Document:
•••••

- Maximum Points You Can Obtain from Cards
In this series, I am going to solve Leetcode medium problems live with my friends, which you can see on our youtube channel, Today we will do Problem Leetcode: 1423. Maximum Points You Can Obtain from Cards.
A little bit about me, I have offers from Uber India and Amazon India in the past, and I am currently working for Booking.com in Amsterdam.
Motivation to learn algorithms
Solve Leetcode Problems and Get Offers From Your Dream Companies
Problem Statement
There are several cards arranged in a row, and each card has an associated number of points The points are given in the integer array cardPoints.
In one step, you can take one card from the beginning or from the end of the row. You have to take exactly k cards.
Your score is the sum of the points of the cards you have taken.
Given the integer array cardPoints and the integer k, return the maximum score you can obtain.
Example 1:
Input: cardPoints = [1,2,3,4,5,6,1], k = 3
Output: 12
Explanation: After the first step, your score will always be 1. However, choosing the rightmost card first will maximize your total score. The optimal strategy is to take the three cards on the right, giving a final score of 1 + 6 + 5 = 12.
Example 2:
Input: cardPoints = [2,2,2], k = 2
Output: 4
Explanation: Regardless of which two cards you take, your score will always be 4.
Example 3:
Input: cardPoints = [9,7,7,9,7,7,9], k = 7
Output: 55
Explanation: You have to take all the cards. Your score is the sum of points of all cards.
Example 4:
Input: cardPoints = [1,1000,1], k = 1
Output: 1
Explanation: You cannot take the card in the middle. Your best score is 1.
Example 5:
Input: cardPoints = [1,79,80,1,1,1,200,1], k = 3
Output: 202
Youtube Discussion
Solution
We will discuss two approaches, the first one will give TIME LIMIT EXCEEDED and the second one will be accepted.

•••••

Data extract:
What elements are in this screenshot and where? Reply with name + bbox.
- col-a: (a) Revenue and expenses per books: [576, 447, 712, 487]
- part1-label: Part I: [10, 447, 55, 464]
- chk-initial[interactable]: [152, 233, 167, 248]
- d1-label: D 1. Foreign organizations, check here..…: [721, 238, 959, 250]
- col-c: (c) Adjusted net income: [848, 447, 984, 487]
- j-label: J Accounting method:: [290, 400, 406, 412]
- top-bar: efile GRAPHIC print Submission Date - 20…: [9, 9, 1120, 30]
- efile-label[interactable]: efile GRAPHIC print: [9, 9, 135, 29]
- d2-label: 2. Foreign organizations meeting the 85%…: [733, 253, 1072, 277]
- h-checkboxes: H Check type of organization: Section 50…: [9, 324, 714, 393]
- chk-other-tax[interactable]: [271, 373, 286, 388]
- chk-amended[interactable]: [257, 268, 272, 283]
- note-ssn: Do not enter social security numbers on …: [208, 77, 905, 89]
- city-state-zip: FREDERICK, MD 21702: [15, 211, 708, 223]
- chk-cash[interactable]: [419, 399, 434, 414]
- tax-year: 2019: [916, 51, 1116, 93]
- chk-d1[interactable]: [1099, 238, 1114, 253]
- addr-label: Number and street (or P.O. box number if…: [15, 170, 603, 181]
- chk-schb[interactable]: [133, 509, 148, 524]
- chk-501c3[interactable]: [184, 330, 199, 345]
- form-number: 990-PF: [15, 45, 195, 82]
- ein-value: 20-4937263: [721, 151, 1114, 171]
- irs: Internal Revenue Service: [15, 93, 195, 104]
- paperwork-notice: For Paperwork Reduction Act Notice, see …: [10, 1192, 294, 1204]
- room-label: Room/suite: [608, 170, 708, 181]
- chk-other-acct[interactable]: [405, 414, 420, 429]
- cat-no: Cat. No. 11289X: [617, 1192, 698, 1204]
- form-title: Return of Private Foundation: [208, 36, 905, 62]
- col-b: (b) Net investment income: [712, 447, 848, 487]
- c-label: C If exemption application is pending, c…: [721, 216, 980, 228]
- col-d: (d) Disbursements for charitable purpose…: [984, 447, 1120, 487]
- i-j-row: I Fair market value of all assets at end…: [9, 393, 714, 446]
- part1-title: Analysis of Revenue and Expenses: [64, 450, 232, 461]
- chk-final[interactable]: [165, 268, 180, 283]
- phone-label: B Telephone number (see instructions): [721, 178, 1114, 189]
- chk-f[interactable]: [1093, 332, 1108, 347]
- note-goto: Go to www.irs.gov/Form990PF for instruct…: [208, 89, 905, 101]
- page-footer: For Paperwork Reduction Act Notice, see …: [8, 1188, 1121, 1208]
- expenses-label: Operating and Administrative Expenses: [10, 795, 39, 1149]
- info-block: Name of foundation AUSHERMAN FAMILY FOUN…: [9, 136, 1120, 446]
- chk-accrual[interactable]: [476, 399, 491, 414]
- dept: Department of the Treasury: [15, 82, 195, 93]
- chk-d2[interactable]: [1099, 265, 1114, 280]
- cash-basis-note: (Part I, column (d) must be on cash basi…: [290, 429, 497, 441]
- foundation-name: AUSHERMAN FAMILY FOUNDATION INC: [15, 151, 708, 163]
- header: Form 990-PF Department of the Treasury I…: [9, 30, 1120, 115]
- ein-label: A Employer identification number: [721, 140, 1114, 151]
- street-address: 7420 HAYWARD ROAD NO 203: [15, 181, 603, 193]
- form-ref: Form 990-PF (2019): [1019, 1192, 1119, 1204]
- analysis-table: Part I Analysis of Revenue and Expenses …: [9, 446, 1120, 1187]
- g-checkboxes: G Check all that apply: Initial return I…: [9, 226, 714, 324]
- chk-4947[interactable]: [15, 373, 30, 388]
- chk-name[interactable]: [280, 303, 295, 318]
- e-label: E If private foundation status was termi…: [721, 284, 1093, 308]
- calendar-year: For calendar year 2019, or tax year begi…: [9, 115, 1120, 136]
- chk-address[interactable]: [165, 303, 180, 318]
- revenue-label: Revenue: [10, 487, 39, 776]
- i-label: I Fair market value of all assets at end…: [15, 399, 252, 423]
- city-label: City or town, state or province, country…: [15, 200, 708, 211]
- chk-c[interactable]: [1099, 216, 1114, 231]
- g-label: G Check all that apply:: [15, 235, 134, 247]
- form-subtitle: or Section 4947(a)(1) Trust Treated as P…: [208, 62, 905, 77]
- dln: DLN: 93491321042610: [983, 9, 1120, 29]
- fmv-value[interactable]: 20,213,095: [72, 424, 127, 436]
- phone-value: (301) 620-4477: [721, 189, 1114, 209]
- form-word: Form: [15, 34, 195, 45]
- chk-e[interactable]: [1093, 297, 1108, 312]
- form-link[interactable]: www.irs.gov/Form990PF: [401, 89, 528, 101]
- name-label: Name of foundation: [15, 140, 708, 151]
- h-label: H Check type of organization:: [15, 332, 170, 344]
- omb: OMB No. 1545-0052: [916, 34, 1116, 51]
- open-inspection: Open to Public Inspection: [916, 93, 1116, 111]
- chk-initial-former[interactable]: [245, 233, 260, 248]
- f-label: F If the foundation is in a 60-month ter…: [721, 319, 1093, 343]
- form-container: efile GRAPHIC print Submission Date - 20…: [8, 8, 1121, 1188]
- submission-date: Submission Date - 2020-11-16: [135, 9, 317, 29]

•••••

Challenges:
[1] Retype part of the Leetcode page word for word, starting at "- Maximum Points" and ending at "Obtain from Cards.".
[2] Answer these from the Leetcode page:
(a) Which company is the writer working for now, and in which city?
(b) What value of k is given in Example 2?
(c) What output is listed for Example 5?
The records have nothing to do with the Leetcode page.

Answers to the exercises:
[1]
- Maximum Points You Can Obtain from Cards
In this series, I am going to solve Leetcode medium problems live with my friends, which you can see on our youtube channel, Today we will do Problem Leetcode: 1423. Maximum Points You Can Obtain from Cards.

[2]
(a) Booking.com, in Amsterdam
(b) 2
(c) 202